• EXERCISE PROMPT:
Output every record word for word.

• GIVEN RECORDS:
++++++++++

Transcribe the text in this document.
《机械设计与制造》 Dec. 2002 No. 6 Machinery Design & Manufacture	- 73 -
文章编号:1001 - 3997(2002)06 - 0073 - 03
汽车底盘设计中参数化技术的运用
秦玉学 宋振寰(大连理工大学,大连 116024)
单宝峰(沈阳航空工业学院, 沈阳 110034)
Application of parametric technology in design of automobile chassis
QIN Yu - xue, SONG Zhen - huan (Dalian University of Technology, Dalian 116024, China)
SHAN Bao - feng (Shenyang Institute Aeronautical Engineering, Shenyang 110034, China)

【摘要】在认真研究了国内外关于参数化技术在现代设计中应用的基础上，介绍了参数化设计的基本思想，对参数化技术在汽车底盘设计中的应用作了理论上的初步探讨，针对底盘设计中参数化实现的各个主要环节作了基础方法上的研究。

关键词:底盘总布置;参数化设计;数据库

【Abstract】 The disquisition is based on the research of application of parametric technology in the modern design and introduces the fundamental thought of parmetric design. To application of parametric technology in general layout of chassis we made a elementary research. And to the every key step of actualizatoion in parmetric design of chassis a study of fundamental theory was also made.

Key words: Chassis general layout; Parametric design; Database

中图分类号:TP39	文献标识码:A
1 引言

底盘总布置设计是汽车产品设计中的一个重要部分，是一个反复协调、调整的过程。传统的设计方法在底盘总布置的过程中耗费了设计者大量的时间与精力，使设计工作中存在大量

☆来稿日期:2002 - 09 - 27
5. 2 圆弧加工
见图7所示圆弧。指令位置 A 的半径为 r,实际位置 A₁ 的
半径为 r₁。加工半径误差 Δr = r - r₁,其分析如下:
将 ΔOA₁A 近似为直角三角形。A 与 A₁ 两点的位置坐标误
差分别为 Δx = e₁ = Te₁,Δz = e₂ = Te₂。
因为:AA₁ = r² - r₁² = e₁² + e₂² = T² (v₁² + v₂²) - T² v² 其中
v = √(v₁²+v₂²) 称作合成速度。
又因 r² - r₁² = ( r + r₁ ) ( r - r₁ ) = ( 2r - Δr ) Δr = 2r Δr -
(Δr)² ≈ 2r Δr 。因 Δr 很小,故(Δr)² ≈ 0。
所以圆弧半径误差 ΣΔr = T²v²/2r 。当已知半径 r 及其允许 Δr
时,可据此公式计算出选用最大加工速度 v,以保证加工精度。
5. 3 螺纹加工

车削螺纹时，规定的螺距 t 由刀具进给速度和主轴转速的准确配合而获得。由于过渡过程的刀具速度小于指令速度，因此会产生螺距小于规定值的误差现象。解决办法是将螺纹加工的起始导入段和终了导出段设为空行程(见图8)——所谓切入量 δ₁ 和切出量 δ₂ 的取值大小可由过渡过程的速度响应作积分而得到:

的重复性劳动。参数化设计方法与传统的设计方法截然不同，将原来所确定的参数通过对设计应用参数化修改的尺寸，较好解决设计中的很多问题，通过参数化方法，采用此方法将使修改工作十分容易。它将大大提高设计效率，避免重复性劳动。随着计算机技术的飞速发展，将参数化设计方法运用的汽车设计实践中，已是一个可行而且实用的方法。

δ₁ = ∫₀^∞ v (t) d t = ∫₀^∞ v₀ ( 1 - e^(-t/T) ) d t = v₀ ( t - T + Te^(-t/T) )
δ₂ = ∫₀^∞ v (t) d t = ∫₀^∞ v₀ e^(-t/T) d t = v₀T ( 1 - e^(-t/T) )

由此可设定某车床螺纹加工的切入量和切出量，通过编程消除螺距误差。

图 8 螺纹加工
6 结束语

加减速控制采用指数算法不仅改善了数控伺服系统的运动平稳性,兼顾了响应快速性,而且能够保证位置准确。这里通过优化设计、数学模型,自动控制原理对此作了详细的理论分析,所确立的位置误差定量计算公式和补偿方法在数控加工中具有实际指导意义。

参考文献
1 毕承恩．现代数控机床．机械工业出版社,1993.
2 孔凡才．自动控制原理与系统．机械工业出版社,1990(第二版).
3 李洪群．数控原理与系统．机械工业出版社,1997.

++++++++++

• COMPLETE OUTPUT:
Transcribe the text in this document.
《机械设计与制造》 Dec. 2002 No. 6 Machinery Design & Manufacture	- 73 -
文章编号:1001 - 3997(2002)06 - 0073 - 03
汽车底盘设计中参数化技术的运用
秦玉学 宋振寰(大连理工大学,大连 116024)
单宝峰(沈阳航空工业学院, 沈阳 110034)
Application of parametric technology in design of automobile chassis
QIN Yu - xue, SONG Zhen - huan (Dalian University of Technology, Dalian 116024, China)
SHAN Bao - feng (Shenyang Institute Aeronautical Engineering, Shenyang 110034, China)

【摘要】在认真研究了国内外关于参数化技术在现代设计中应用的基础上，介绍了参数化设计的基本思想，对参数化技术在汽车底盘设计中的应用作了理论上的初步探讨，针对底盘设计中参数化实现的各个主要环节作了基础方法上的研究。

关键词:底盘总布置;参数化设计;数据库

【Abstract】 The disquisition is based on the research of application of parametric technology in the modern design and introduces the fundamental thought of parmetric design. To application of parametric technology in general layout of chassis we made a elementary research. And to the every key step of actualizatoion in parmetric design of chassis a study of fundamental theory was also made.

Key words: Chassis general layout; Parametric design; Database

中图分类号:TP39	文献标识码:A
1 引言

底盘总布置设计是汽车产品设计中的一个重要部分，是一个反复协调、调整的过程。传统的设计方法在底盘总布置的过程中耗费了设计者大量的时间与精力，使设计工作中存在大量

☆来稿日期:2002 - 09 - 27
5. 2 圆弧加工
见图7所示圆弧。指令位置 A 的半径为 r,实际位置 A₁ 的
半径为 r₁。加工半径误差 Δr = r - r₁,其分析如下:
将 ΔOA₁A 近似为直角三角形。A 与 A₁ 两点的位置坐标误
差分别为 Δx = e₁ = Te₁,Δz = e₂ = Te₂。
因为:AA₁ = r² - r₁² = e₁² + e₂² = T² (v₁² + v₂²) - T² v² 其中
v = √(v₁²+v₂²) 称作合成速度。
又因 r² - r₁² = ( r + r₁ ) ( r - r₁ ) = ( 2r - Δr ) Δr = 2r Δr -
(Δr)² ≈ 2r Δr 。因 Δr 很小,故(Δr)² ≈ 0。
所以圆弧半径误差 ΣΔr = T²v²/2r 。当已知半径 r 及其允许 Δr
时,可据此公式计算出选用最大加工速度 v,以保证加工精度。
5. 3 螺纹加工

车削螺纹时，规定的螺距 t 由刀具进给速度和主轴转速的准确配合而获得。由于过渡过程的刀具速度小于指令速度，因此会产生螺距小于规定值的误差现象。解决办法是将螺纹加工的起始导入段和终了导出段设为空行程(见图8)——所谓切入量 δ₁ 和切出量 δ₂ 的取值大小可由过渡过程的速度响应作积分而得到:

的重复性劳动。参数化设计方法与传统的设计方法截然不同，将原来所确定的参数通过对设计应用参数化修改的尺寸，较好解决设计中的很多问题，通过参数化方法，采用此方法将使修改工作十分容易。它将大大提高设计效率，避免重复性劳动。随着计算机技术的飞速发展，将参数化设计方法运用的汽车设计实践中，已是一个可行而且实用的方法。

δ₁ = ∫₀^∞ v (t) d t = ∫₀^∞ v₀ ( 1 - e^(-t/T) ) d t = v₀ ( t - T + Te^(-t/T) )
δ₂ = ∫₀^∞ v (t) d t = ∫₀^∞ v₀ e^(-t/T) d t = v₀T ( 1 - e^(-t/T) )

由此可设定某车床螺纹加工的切入量和切出量，通过编程消除螺距误差。

图 8 螺纹加工
6 结束语

加减速控制采用指数算法不仅改善了数控伺服系统的运动平稳性,兼顾了响应快速性,而且能够保证位置准确。这里通过优化设计、数学模型,自动控制原理对此作了详细的理论分析,所确立的位置误差定量计算公式和补偿方法在数控加工中具有实际指导意义。

参考文献
1 毕承恩．现代数控机床．机械工业出版社,1993.
2 孔凡才．自动控制原理与系统．机械工业出版社,1990(第二版).
3 李洪群．数控原理与系统．机械工业出版社,1997.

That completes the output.